## WHAT IS NEEDED
Identify and reproduce every line holding the string "color".

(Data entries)
-- START --

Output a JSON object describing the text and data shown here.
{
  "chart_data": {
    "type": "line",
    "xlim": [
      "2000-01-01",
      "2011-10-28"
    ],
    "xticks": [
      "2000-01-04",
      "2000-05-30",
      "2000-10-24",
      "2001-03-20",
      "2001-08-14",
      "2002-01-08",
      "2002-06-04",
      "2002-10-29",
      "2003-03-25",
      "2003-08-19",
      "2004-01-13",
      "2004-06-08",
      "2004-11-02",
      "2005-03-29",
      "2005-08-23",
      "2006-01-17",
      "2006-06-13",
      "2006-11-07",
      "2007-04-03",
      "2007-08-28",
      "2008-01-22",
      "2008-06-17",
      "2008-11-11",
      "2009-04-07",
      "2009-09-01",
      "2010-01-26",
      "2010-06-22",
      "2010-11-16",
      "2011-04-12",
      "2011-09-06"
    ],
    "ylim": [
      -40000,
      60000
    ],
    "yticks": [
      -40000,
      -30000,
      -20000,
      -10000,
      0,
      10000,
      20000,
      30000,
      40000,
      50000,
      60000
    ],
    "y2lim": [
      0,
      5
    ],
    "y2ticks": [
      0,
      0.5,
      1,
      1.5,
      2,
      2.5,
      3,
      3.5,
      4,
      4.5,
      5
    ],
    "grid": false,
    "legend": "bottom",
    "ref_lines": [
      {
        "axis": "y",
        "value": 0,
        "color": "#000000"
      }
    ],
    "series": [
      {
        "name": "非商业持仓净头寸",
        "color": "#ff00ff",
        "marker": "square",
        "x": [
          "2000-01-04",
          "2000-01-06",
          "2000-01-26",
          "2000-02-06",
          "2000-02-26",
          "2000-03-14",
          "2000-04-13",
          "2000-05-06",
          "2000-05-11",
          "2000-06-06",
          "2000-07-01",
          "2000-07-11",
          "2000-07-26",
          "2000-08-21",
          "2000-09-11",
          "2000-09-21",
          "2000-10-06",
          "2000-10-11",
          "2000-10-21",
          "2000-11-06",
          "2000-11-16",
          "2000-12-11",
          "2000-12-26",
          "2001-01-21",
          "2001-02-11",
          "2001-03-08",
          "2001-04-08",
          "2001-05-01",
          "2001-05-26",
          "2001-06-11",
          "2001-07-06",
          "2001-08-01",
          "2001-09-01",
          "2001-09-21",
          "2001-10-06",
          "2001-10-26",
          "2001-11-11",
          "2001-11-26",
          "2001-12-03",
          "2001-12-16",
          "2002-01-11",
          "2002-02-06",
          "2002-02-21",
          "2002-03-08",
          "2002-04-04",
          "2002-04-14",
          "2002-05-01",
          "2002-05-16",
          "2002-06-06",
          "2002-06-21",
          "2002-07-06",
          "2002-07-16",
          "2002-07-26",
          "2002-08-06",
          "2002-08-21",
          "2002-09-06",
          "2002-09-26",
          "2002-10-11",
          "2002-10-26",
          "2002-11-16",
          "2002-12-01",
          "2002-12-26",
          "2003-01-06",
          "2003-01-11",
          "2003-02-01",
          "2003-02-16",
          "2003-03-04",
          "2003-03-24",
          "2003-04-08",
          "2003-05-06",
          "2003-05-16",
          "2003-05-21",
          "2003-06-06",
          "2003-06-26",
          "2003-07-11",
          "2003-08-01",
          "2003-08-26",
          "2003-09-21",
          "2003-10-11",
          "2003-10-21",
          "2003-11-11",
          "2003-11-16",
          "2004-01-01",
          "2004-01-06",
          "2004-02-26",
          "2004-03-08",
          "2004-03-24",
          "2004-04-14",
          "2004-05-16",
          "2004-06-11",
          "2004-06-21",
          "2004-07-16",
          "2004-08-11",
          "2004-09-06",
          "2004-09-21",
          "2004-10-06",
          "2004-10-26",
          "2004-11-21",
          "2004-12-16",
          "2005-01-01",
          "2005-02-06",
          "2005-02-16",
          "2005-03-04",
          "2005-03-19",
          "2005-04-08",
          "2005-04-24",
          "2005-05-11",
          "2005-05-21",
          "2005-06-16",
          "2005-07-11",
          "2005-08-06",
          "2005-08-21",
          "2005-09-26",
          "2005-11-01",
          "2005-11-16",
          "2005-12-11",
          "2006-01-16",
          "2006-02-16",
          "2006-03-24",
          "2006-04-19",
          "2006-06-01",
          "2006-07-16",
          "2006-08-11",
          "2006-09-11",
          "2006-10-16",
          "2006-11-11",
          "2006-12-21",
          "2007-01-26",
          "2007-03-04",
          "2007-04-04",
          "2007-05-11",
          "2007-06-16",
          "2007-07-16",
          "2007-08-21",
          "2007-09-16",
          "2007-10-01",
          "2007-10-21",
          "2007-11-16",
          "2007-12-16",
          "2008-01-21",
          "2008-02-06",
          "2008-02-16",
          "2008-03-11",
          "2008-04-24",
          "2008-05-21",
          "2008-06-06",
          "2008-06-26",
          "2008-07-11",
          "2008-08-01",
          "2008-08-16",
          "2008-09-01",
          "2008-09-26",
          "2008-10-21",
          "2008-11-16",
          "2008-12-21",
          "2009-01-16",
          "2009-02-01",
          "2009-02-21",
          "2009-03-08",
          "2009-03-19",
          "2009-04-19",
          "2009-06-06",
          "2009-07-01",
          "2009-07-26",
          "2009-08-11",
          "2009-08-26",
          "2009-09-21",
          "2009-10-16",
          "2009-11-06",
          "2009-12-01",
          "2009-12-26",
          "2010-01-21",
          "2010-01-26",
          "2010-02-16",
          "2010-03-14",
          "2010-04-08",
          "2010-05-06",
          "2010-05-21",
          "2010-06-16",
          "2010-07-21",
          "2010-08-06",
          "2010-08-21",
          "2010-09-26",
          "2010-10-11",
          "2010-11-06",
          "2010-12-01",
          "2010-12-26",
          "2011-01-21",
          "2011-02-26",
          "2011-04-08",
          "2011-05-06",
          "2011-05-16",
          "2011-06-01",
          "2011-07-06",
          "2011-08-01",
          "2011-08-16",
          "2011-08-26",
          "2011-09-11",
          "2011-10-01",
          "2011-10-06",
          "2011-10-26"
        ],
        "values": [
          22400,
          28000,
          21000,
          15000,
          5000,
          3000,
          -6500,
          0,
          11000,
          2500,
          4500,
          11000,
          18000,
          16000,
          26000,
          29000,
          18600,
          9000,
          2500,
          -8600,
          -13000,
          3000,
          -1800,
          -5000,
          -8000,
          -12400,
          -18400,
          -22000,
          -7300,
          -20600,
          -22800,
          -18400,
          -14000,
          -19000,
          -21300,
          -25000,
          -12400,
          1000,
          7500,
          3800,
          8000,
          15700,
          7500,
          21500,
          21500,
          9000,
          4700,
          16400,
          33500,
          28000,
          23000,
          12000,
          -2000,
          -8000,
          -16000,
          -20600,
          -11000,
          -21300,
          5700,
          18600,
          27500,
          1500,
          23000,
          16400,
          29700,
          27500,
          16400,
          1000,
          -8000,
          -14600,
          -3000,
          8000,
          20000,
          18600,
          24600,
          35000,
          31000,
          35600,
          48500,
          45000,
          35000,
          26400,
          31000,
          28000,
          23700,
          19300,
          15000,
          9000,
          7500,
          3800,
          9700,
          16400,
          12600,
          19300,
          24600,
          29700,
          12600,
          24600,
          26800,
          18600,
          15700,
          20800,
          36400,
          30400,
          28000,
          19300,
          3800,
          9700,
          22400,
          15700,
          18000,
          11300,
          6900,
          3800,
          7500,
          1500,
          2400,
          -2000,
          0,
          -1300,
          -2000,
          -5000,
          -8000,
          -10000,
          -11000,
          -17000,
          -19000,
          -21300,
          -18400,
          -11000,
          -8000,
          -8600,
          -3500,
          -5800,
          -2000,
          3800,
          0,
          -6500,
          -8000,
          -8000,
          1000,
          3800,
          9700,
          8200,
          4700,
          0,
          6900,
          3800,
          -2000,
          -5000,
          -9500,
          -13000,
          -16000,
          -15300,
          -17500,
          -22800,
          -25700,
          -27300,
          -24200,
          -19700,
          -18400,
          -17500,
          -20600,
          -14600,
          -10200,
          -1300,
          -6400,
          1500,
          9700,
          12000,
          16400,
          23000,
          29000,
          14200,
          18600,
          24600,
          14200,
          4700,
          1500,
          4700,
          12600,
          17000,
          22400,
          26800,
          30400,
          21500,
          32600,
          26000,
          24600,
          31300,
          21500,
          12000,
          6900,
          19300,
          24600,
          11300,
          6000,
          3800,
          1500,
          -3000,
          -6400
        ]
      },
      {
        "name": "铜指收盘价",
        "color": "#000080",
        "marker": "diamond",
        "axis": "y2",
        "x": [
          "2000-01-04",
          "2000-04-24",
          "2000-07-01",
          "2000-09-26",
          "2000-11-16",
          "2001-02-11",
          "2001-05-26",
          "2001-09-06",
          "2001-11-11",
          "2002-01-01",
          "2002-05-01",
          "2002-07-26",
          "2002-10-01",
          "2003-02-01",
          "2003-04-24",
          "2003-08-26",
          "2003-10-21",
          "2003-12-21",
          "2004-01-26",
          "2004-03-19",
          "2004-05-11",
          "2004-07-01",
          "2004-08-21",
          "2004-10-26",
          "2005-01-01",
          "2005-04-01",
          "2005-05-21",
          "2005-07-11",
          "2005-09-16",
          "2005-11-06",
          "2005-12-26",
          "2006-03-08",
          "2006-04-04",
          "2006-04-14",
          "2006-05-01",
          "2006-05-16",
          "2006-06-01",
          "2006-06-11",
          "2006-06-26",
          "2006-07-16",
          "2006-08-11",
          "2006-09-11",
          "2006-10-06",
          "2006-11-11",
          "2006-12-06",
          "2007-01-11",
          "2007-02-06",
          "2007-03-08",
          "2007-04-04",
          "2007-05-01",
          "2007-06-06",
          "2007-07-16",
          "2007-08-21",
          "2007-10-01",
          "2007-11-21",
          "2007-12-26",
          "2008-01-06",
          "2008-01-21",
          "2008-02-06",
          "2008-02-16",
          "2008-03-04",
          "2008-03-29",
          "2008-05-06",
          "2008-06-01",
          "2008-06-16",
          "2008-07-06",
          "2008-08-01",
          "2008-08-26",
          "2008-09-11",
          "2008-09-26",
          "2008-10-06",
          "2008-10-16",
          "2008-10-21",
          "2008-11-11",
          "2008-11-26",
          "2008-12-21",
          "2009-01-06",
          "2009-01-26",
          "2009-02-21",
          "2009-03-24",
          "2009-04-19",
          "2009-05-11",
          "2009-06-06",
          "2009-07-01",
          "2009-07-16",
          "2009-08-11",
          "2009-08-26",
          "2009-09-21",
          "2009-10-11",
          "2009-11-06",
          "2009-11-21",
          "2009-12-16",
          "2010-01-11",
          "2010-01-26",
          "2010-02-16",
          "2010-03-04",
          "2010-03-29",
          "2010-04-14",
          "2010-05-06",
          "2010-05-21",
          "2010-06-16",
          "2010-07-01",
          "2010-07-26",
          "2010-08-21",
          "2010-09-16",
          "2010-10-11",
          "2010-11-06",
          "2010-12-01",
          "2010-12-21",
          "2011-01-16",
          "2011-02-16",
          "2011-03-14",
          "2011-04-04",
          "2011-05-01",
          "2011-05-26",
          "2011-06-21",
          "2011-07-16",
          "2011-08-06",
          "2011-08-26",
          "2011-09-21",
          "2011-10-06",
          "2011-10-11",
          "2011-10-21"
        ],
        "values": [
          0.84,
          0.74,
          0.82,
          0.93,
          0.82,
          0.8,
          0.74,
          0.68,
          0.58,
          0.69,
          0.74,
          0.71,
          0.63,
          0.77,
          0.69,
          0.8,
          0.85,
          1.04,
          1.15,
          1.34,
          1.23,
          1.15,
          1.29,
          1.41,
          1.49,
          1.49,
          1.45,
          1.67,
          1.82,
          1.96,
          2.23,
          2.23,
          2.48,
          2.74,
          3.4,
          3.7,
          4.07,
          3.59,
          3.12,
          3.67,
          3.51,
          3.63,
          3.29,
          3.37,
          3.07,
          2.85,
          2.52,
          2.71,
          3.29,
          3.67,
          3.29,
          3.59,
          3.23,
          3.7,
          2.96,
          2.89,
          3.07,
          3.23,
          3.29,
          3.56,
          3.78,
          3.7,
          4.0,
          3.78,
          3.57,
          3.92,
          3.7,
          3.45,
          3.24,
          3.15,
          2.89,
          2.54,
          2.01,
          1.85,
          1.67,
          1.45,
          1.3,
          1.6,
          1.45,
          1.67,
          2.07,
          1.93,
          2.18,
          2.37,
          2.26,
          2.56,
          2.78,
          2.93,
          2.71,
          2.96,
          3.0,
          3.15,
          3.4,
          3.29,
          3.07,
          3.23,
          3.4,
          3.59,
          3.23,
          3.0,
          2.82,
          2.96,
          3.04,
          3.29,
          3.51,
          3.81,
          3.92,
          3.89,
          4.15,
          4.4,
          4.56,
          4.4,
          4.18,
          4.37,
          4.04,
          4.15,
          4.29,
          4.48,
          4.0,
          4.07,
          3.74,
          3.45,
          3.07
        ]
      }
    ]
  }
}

-- END --

## EXERCISE OUTPUT
        "color": "#000000"
        "color": "#ff00ff",
        "color": "#000080",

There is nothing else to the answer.